Extract the full listing verbatim and drop any pictures from your copy.

## Begin

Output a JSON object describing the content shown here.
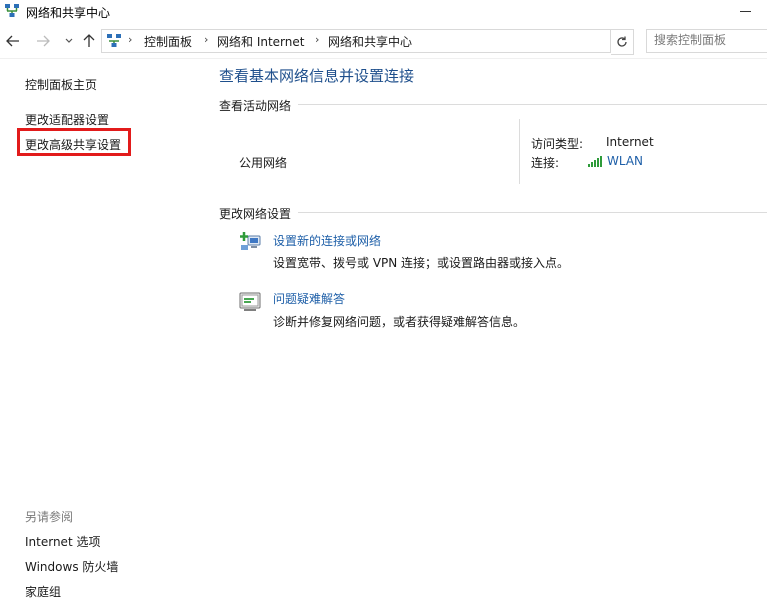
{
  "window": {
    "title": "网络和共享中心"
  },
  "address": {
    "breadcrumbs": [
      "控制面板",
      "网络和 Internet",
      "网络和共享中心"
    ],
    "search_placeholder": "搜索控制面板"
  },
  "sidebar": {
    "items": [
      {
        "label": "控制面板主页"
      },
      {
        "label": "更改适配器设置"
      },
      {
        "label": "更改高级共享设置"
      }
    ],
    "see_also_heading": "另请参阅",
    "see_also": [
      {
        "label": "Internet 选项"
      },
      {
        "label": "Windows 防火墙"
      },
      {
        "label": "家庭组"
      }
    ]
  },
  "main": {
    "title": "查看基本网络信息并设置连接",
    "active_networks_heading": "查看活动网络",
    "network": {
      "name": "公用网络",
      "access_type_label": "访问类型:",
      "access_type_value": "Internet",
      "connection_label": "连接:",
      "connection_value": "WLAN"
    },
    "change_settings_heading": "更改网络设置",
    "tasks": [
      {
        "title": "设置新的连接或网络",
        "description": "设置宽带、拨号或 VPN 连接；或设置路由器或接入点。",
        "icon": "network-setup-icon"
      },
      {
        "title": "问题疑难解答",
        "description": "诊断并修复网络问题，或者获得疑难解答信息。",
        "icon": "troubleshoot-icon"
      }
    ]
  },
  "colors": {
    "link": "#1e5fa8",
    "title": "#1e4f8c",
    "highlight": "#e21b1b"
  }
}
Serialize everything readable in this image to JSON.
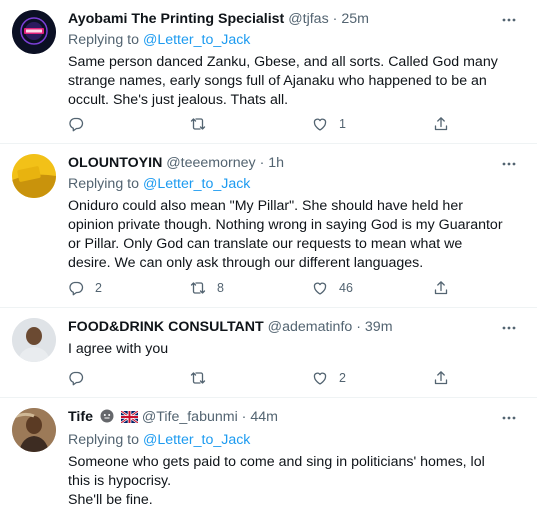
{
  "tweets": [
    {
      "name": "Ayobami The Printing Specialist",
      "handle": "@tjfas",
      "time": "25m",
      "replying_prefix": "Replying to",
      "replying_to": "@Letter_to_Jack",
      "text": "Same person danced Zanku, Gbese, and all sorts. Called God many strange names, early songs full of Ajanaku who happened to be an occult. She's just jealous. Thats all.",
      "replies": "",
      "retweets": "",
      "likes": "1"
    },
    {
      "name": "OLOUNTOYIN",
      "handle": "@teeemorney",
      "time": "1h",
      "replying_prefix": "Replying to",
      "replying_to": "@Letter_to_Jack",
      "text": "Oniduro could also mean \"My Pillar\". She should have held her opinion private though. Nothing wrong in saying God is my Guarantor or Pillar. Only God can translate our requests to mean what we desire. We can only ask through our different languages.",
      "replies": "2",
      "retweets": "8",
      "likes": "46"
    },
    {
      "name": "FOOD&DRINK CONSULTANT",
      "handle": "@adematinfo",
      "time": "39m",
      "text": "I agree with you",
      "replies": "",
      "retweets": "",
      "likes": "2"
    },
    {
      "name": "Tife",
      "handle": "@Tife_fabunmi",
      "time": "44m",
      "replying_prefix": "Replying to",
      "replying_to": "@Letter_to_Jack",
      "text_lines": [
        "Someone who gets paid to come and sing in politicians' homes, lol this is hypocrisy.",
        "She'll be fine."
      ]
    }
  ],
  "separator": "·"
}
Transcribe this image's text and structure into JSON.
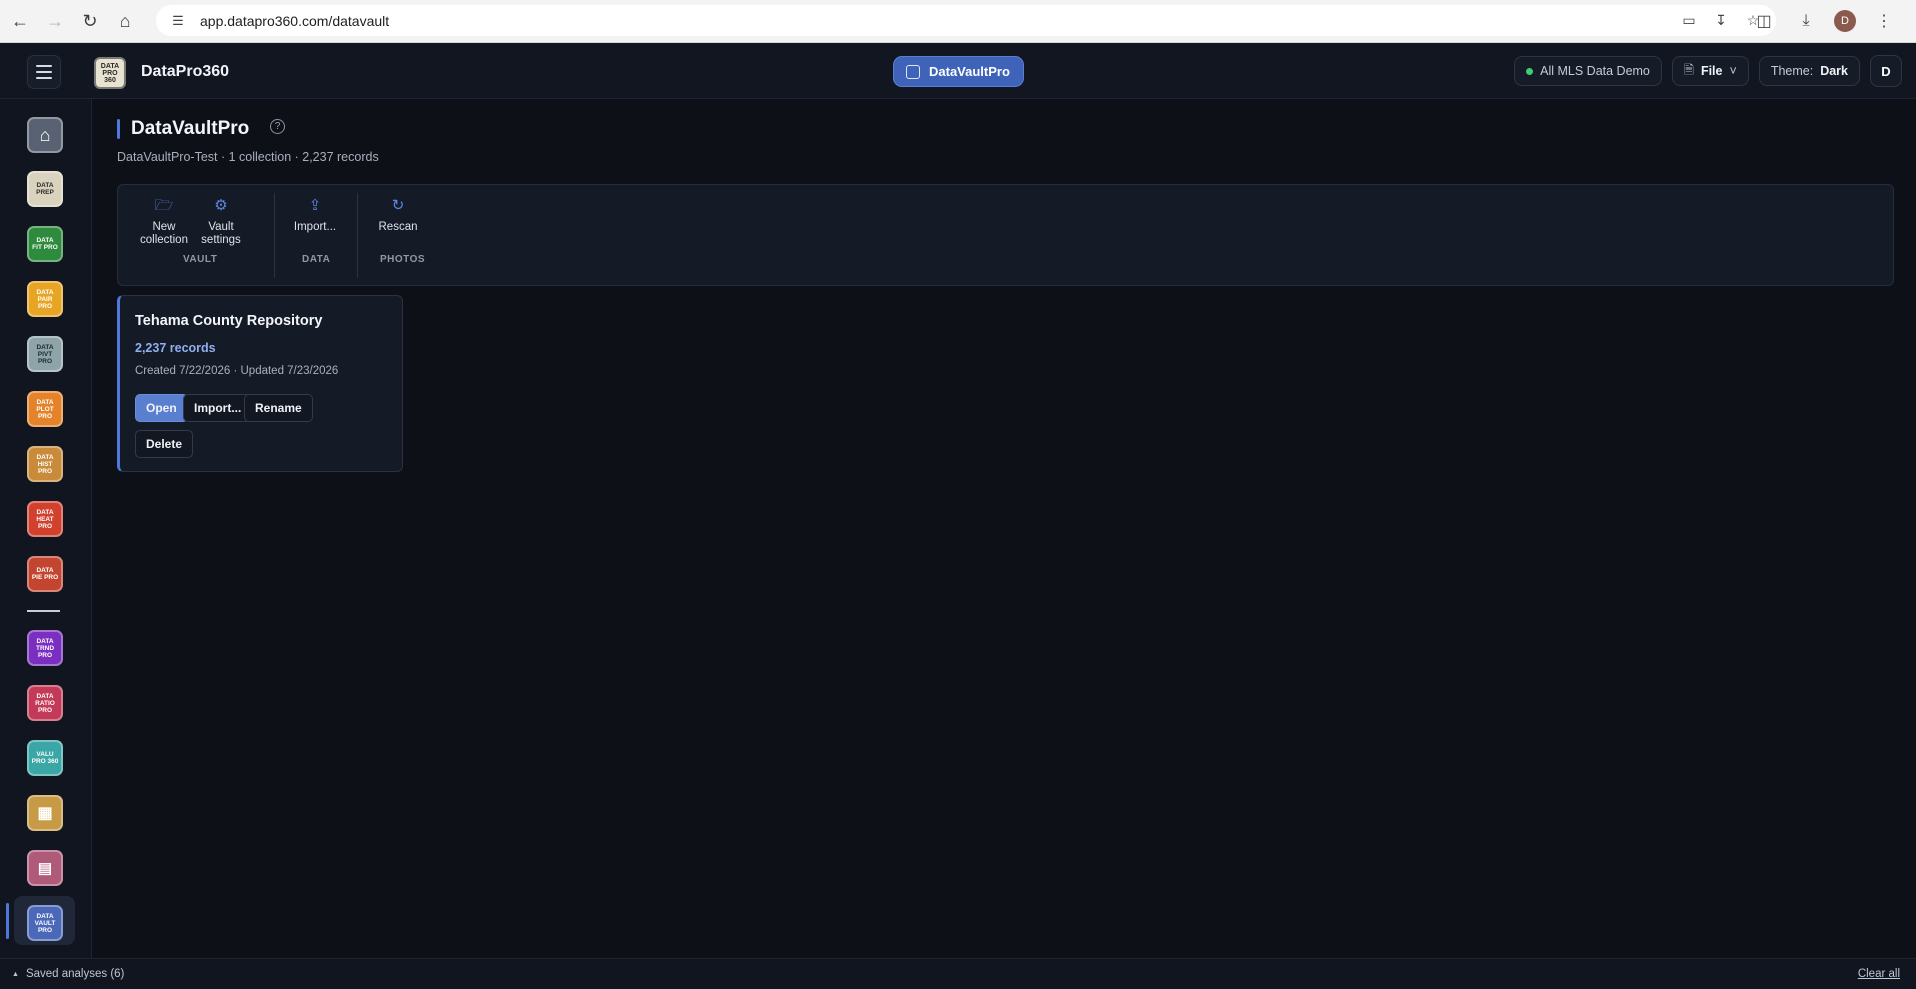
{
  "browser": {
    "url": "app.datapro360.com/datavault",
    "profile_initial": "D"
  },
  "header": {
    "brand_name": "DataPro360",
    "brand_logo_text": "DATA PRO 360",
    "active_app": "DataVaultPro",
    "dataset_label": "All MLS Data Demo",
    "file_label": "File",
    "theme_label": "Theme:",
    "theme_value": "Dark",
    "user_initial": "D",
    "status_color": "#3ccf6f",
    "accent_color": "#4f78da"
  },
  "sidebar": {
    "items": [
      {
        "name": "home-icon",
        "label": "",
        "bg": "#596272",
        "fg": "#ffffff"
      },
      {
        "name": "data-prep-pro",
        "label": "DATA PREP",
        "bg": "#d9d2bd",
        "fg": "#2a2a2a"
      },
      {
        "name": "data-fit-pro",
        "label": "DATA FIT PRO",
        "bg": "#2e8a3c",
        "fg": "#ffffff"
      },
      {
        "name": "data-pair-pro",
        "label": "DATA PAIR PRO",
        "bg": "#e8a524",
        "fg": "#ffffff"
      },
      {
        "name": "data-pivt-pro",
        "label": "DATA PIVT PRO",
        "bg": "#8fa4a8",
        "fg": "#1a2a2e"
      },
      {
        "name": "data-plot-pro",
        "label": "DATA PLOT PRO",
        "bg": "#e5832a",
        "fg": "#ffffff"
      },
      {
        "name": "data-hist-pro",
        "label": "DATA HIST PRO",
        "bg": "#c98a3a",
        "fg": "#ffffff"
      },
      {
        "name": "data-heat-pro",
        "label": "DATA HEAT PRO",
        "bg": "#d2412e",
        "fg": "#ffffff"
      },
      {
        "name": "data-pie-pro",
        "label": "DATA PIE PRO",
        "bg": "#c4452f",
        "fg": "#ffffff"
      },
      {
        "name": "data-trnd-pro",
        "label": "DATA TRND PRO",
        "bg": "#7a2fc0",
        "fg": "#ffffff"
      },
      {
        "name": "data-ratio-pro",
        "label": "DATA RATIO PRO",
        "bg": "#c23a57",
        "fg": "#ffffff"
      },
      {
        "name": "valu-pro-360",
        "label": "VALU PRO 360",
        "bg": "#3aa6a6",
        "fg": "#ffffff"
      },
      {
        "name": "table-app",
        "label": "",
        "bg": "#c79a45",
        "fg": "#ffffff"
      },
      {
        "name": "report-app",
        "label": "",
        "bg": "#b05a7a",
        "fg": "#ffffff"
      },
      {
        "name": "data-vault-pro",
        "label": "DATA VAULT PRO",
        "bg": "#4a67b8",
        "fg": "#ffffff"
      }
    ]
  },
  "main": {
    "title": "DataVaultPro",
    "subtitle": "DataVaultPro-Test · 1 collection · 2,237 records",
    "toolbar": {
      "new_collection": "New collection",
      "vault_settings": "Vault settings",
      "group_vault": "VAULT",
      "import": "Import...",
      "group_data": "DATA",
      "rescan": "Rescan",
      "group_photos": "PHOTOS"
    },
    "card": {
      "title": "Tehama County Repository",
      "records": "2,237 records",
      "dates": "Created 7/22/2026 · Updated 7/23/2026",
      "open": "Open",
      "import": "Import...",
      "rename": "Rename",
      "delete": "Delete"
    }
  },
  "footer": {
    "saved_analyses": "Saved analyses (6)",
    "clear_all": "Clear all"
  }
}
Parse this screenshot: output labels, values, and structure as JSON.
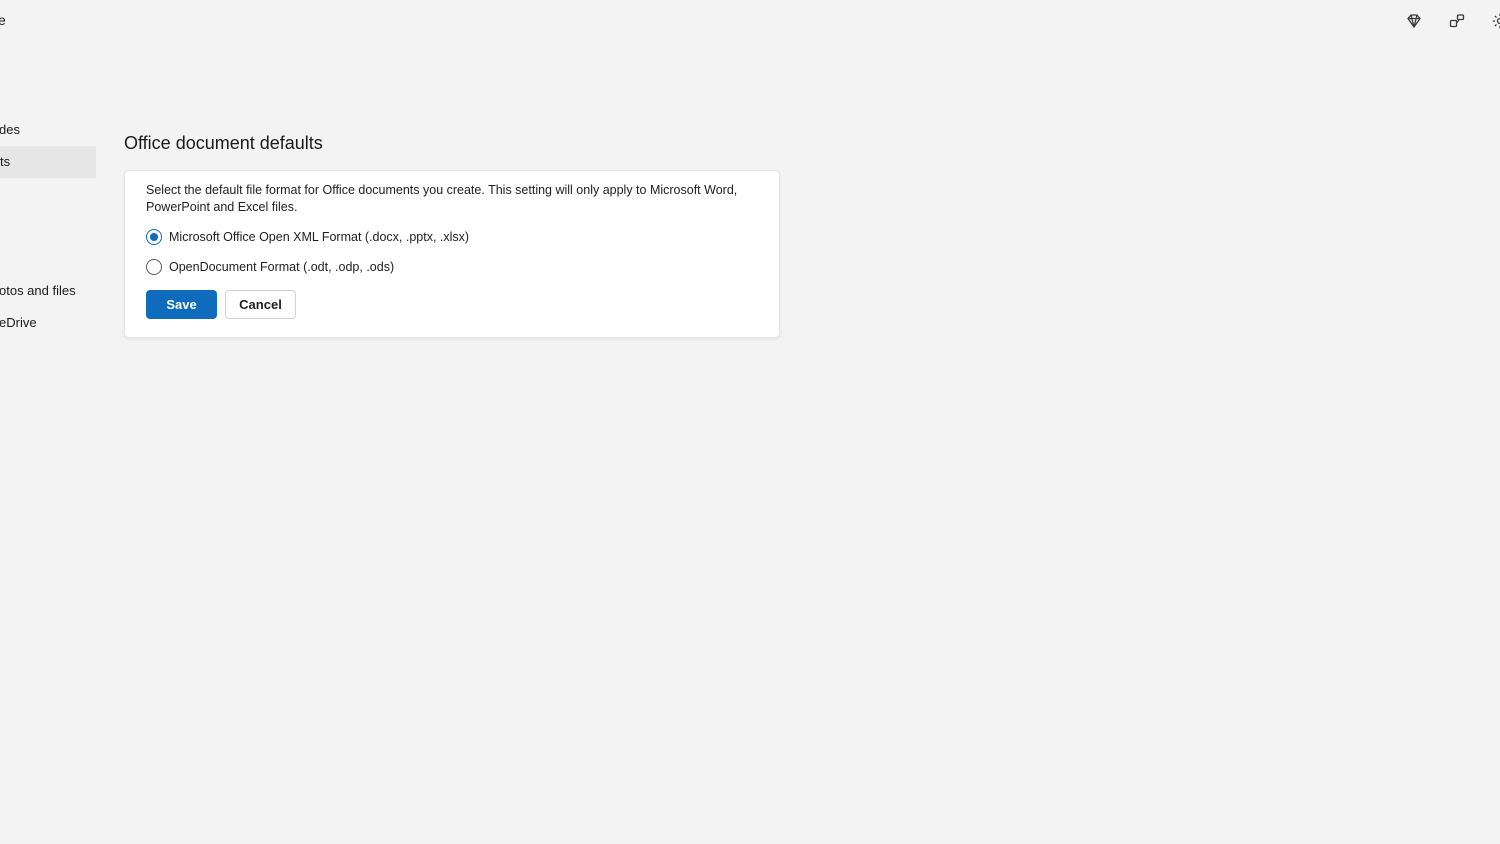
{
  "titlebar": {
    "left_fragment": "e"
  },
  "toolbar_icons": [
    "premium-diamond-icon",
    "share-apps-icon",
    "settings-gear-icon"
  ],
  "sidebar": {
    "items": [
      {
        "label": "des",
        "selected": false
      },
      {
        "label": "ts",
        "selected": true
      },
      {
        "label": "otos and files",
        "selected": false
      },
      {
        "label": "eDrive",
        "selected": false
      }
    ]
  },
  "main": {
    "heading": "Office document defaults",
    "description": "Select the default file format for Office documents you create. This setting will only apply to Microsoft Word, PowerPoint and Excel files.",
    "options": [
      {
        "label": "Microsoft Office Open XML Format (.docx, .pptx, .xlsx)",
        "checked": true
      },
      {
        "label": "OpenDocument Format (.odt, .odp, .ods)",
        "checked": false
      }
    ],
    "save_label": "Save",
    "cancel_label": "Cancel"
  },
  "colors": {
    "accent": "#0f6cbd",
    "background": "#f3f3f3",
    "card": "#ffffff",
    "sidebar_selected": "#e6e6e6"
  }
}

## End

Task solution ->
Output a JSON object describing the content shown here.
{
  "window": {
    "title": "网络和共享中心"
  },
  "address": {
    "breadcrumbs": [
      "控制面板",
      "网络和 Internet",
      "网络和共享中心"
    ],
    "search_placeholder": "搜索控制面板"
  },
  "sidebar": {
    "items": [
      {
        "label": "控制面板主页"
      },
      {
        "label": "更改适配器设置"
      },
      {
        "label": "更改高级共享设置"
      }
    ],
    "see_also_heading": "另请参阅",
    "see_also": [
      {
        "label": "Internet 选项"
      },
      {
        "label": "Windows 防火墙"
      },
      {
        "label": "家庭组"
      }
    ]
  },
  "main": {
    "title": "查看基本网络信息并设置连接",
    "active_networks_heading": "查看活动网络",
    "network": {
      "name": "公用网络",
      "access_type_label": "访问类型:",
      "access_type_value": "Internet",
      "connection_label": "连接:",
      "connection_value": "WLAN"
    },
    "change_settings_heading": "更改网络设置",
    "tasks": [
      {
        "title": "设置新的连接或网络",
        "description": "设置宽带、拨号或 VPN 连接；或设置路由器或接入点。",
        "icon": "network-setup-icon"
      },
      {
        "title": "问题疑难解答",
        "description": "诊断并修复网络问题，或者获得疑难解答信息。",
        "icon": "troubleshoot-icon"
      }
    ]
  },
  "colors": {
    "link": "#1e5fa8",
    "title": "#1e4f8c",
    "highlight": "#e21b1b"
  }
}
Serialize everything readable in this image to JSON.
{
  "tweets": [
    {
      "name": "Ayobami The Printing Specialist",
      "handle": "@tjfas",
      "time": "25m",
      "replying_prefix": "Replying to",
      "replying_to": "@Letter_to_Jack",
      "text": "Same person danced Zanku, Gbese, and all sorts. Called God many strange names, early songs full of Ajanaku who happened to be an occult. She's just jealous. Thats all.",
      "replies": "",
      "retweets": "",
      "likes": "1"
    },
    {
      "name": "OLOUNTOYIN",
      "handle": "@teeemorney",
      "time": "1h",
      "replying_prefix": "Replying to",
      "replying_to": "@Letter_to_Jack",
      "text": "Oniduro could also mean \"My Pillar\". She should have held her opinion private though. Nothing wrong in saying God is my Guarantor or Pillar. Only God can translate our requests to mean what we desire. We can only ask through our different languages.",
      "replies": "2",
      "retweets": "8",
      "likes": "46"
    },
    {
      "name": "FOOD&DRINK CONSULTANT",
      "handle": "@adematinfo",
      "time": "39m",
      "text": "I agree with you",
      "replies": "",
      "retweets": "",
      "likes": "2"
    },
    {
      "name": "Tife",
      "handle": "@Tife_fabunmi",
      "time": "44m",
      "replying_prefix": "Replying to",
      "replying_to": "@Letter_to_Jack",
      "text_lines": [
        "Someone who gets paid to come and sing in politicians' homes, lol this is hypocrisy.",
        "She'll be fine."
      ]
    }
  ],
  "separator": "·"
}
Transcribe this image's text and structure into JSON.
{
  "browser": {
    "url": "app.datapro360.com/datavault",
    "profile_initial": "D"
  },
  "header": {
    "brand_name": "DataPro360",
    "brand_logo_text": "DATA PRO 360",
    "active_app": "DataVaultPro",
    "dataset_label": "All MLS Data Demo",
    "file_label": "File",
    "theme_label": "Theme:",
    "theme_value": "Dark",
    "user_initial": "D",
    "status_color": "#3ccf6f",
    "accent_color": "#4f78da"
  },
  "sidebar": {
    "items": [
      {
        "name": "home-icon",
        "label": "",
        "bg": "#596272",
        "fg": "#ffffff"
      },
      {
        "name": "data-prep-pro",
        "label": "DATA PREP",
        "bg": "#d9d2bd",
        "fg": "#2a2a2a"
      },
      {
        "name": "data-fit-pro",
        "label": "DATA FIT PRO",
        "bg": "#2e8a3c",
        "fg": "#ffffff"
      },
      {
        "name": "data-pair-pro",
        "label": "DATA PAIR PRO",
        "bg": "#e8a524",
        "fg": "#ffffff"
      },
      {
        "name": "data-pivt-pro",
        "label": "DATA PIVT PRO",
        "bg": "#8fa4a8",
        "fg": "#1a2a2e"
      },
      {
        "name": "data-plot-pro",
        "label": "DATA PLOT PRO",
        "bg": "#e5832a",
        "fg": "#ffffff"
      },
      {
        "name": "data-hist-pro",
        "label": "DATA HIST PRO",
        "bg": "#c98a3a",
        "fg": "#ffffff"
      },
      {
        "name": "data-heat-pro",
        "label": "DATA HEAT PRO",
        "bg": "#d2412e",
        "fg": "#ffffff"
      },
      {
        "name": "data-pie-pro",
        "label": "DATA PIE PRO",
        "bg": "#c4452f",
        "fg": "#ffffff"
      },
      {
        "name": "data-trnd-pro",
        "label": "DATA TRND PRO",
        "bg": "#7a2fc0",
        "fg": "#ffffff"
      },
      {
        "name": "data-ratio-pro",
        "label": "DATA RATIO PRO",
        "bg": "#c23a57",
        "fg": "#ffffff"
      },
      {
        "name": "valu-pro-360",
        "label": "VALU PRO 360",
        "bg": "#3aa6a6",
        "fg": "#ffffff"
      },
      {
        "name": "table-app",
        "label": "",
        "bg": "#c79a45",
        "fg": "#ffffff"
      },
      {
        "name": "report-app",
        "label": "",
        "bg": "#b05a7a",
        "fg": "#ffffff"
      },
      {
        "name": "data-vault-pro",
        "label": "DATA VAULT PRO",
        "bg": "#4a67b8",
        "fg": "#ffffff"
      }
    ]
  },
  "main": {
    "title": "DataVaultPro",
    "subtitle": "DataVaultPro-Test · 1 collection · 2,237 records",
    "toolbar": {
      "new_collection": "New collection",
      "vault_settings": "Vault settings",
      "group_vault": "VAULT",
      "import": "Import...",
      "group_data": "DATA",
      "rescan": "Rescan",
      "group_photos": "PHOTOS"
    },
    "card": {
      "title": "Tehama County Repository",
      "records": "2,237 records",
      "dates": "Created 7/22/2026 · Updated 7/23/2026",
      "open": "Open",
      "import": "Import...",
      "rename": "Rename",
      "delete": "Delete"
    }
  },
  "footer": {
    "saved_analyses": "Saved analyses (6)",
    "clear_all": "Clear all"
  }
}
Parse this screenshot: output labels, values, and structure as JSON.
{
  "titlebar": {
    "left_fragment": "e"
  },
  "toolbar_icons": [
    "premium-diamond-icon",
    "share-apps-icon",
    "settings-gear-icon"
  ],
  "sidebar": {
    "items": [
      {
        "label": "des",
        "selected": false
      },
      {
        "label": "ts",
        "selected": true
      },
      {
        "label": "otos and files",
        "selected": false
      },
      {
        "label": "eDrive",
        "selected": false
      }
    ]
  },
  "main": {
    "heading": "Office document defaults",
    "description": "Select the default file format for Office documents you create. This setting will only apply to Microsoft Word, PowerPoint and Excel files.",
    "options": [
      {
        "label": "Microsoft Office Open XML Format (.docx, .pptx, .xlsx)",
        "checked": true
      },
      {
        "label": "OpenDocument Format (.odt, .odp, .ods)",
        "checked": false
      }
    ],
    "save_label": "Save",
    "cancel_label": "Cancel"
  },
  "colors": {
    "accent": "#0f6cbd",
    "background": "#f3f3f3",
    "card": "#ffffff",
    "sidebar_selected": "#e6e6e6"
  }
}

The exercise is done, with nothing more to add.